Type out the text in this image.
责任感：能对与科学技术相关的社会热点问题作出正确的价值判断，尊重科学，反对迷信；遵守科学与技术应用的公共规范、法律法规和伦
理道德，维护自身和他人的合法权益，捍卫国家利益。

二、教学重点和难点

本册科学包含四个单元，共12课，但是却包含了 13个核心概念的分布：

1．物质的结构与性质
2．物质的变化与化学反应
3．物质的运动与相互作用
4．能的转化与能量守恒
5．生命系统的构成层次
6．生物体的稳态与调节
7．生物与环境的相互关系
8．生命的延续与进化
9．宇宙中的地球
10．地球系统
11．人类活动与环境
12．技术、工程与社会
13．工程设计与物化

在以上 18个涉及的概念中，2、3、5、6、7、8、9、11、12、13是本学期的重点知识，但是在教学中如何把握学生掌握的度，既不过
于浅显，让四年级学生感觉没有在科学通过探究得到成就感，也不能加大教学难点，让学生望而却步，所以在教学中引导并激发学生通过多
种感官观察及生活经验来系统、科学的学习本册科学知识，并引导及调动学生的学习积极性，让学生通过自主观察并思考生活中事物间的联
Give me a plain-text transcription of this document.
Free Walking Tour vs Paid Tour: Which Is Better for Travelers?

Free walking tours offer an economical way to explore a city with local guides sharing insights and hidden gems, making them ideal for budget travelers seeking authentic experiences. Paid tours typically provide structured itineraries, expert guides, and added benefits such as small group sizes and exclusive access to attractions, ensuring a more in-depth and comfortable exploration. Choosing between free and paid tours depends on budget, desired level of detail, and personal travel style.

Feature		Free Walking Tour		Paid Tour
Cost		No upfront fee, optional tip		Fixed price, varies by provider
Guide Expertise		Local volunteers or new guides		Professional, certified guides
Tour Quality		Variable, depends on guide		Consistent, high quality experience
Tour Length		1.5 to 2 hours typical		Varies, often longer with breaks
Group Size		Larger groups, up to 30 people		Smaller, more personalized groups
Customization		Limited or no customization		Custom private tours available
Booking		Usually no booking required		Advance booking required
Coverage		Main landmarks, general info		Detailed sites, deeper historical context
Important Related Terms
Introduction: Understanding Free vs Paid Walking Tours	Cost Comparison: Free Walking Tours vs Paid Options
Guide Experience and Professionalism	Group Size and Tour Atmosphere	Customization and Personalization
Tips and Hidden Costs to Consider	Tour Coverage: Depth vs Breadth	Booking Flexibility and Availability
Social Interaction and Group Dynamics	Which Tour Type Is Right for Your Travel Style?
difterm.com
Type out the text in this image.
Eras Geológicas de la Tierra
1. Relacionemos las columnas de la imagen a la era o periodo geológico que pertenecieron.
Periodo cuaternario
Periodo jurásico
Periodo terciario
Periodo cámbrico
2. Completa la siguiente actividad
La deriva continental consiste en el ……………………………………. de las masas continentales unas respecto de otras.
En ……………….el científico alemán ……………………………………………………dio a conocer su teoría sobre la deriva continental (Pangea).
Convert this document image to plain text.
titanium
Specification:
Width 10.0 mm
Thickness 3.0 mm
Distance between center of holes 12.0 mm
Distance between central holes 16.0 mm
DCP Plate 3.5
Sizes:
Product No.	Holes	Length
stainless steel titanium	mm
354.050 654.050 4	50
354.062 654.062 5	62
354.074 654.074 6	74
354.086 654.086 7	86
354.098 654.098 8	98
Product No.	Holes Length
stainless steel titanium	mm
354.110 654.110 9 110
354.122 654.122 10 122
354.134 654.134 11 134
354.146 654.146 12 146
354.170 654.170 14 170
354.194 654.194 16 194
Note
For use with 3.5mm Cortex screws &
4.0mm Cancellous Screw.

* * *

Output the lines above verbatim and in full.

Type out the text in this image.
责任感：能对与科学技术相关的社会热点问题作出正确的价值判断，尊重科学，反对迷信；遵守科学与技术应用的公共规范、法律法规和伦
理道德，维护自身和他人的合法权益，捍卫国家利益。

二、教学重点和难点

本册科学包含四个单元，共12课，但是却包含了 13个核心概念的分布：

1．物质的结构与性质
2．物质的变化与化学反应
3．物质的运动与相互作用
4．能的转化与能量守恒
5．生命系统的构成层次
6．生物体的稳态与调节
7．生物与环境的相互关系
8．生命的延续与进化
9．宇宙中的地球
10．地球系统
11．人类活动与环境
12．技术、工程与社会
13．工程设计与物化

在以上 18个涉及的概念中，2、3、5、6、7、8、9、11、12、13是本学期的重点知识，但是在教学中如何把握学生掌握的度，既不过
于浅显，让四年级学生感觉没有在科学通过探究得到成就感，也不能加大教学难点，让学生望而却步，所以在教学中引导并激发学生通过多
种感官观察及生活经验来系统、科学的学习本册科学知识，并引导及调动学生的学习积极性，让学生通过自主观察并思考生活中事物间的联
Give me a plain-text transcription of this document.
Free Walking Tour vs Paid Tour: Which Is Better for Travelers?

Free walking tours offer an economical way to explore a city with local guides sharing insights and hidden gems, making them ideal for budget travelers seeking authentic experiences. Paid tours typically provide structured itineraries, expert guides, and added benefits such as small group sizes and exclusive access to attractions, ensuring a more in-depth and comfortable exploration. Choosing between free and paid tours depends on budget, desired level of detail, and personal travel style.

Feature		Free Walking Tour		Paid Tour
Cost		No upfront fee, optional tip		Fixed price, varies by provider
Guide Expertise		Local volunteers or new guides		Professional, certified guides
Tour Quality		Variable, depends on guide		Consistent, high quality experience
Tour Length		1.5 to 2 hours typical		Varies, often longer with breaks
Group Size		Larger groups, up to 30 people		Smaller, more personalized groups
Customization		Limited or no customization		Custom private tours available
Booking		Usually no booking required		Advance booking required
Coverage		Main landmarks, general info		Detailed sites, deeper historical context
Important Related Terms
Introduction: Understanding Free vs Paid Walking Tours	Cost Comparison: Free Walking Tours vs Paid Options
Guide Experience and Professionalism	Group Size and Tour Atmosphere	Customization and Personalization
Tips and Hidden Costs to Consider	Tour Coverage: Depth vs Breadth	Booking Flexibility and Availability
Social Interaction and Group Dynamics	Which Tour Type Is Right for Your Travel Style?
difterm.com
Type out the text in this image.
Eras Geológicas de la Tierra
1. Relacionemos las columnas de la imagen a la era o periodo geológico que pertenecieron.
Periodo cuaternario
Periodo jurásico
Periodo terciario
Periodo cámbrico
2. Completa la siguiente actividad
La deriva continental consiste en el ……………………………………. de las masas continentales unas respecto de otras.
En ……………….el científico alemán ……………………………………………………dio a conocer su teoría sobre la deriva continental (Pangea).
Convert this document image to plain text.
titanium
Specification:
Width 10.0 mm
Thickness 3.0 mm
Distance between center of holes 12.0 mm
Distance between central holes 16.0 mm
DCP Plate 3.5
Sizes:
Product No.	Holes	Length
stainless steel titanium	mm
354.050 654.050 4	50
354.062 654.062 5	62
354.074 654.074 6	74
354.086 654.086 7	86
354.098 654.098 8	98
Product No.	Holes Length
stainless steel titanium	mm
354.110 654.110 9 110
354.122 654.122 10 122
354.134 654.134 11 134
354.146 654.146 12 146
354.170 654.170 14 170
354.194 654.194 16 194
Note
For use with 3.5mm Cortex screws &
4.0mm Cancellous Screw.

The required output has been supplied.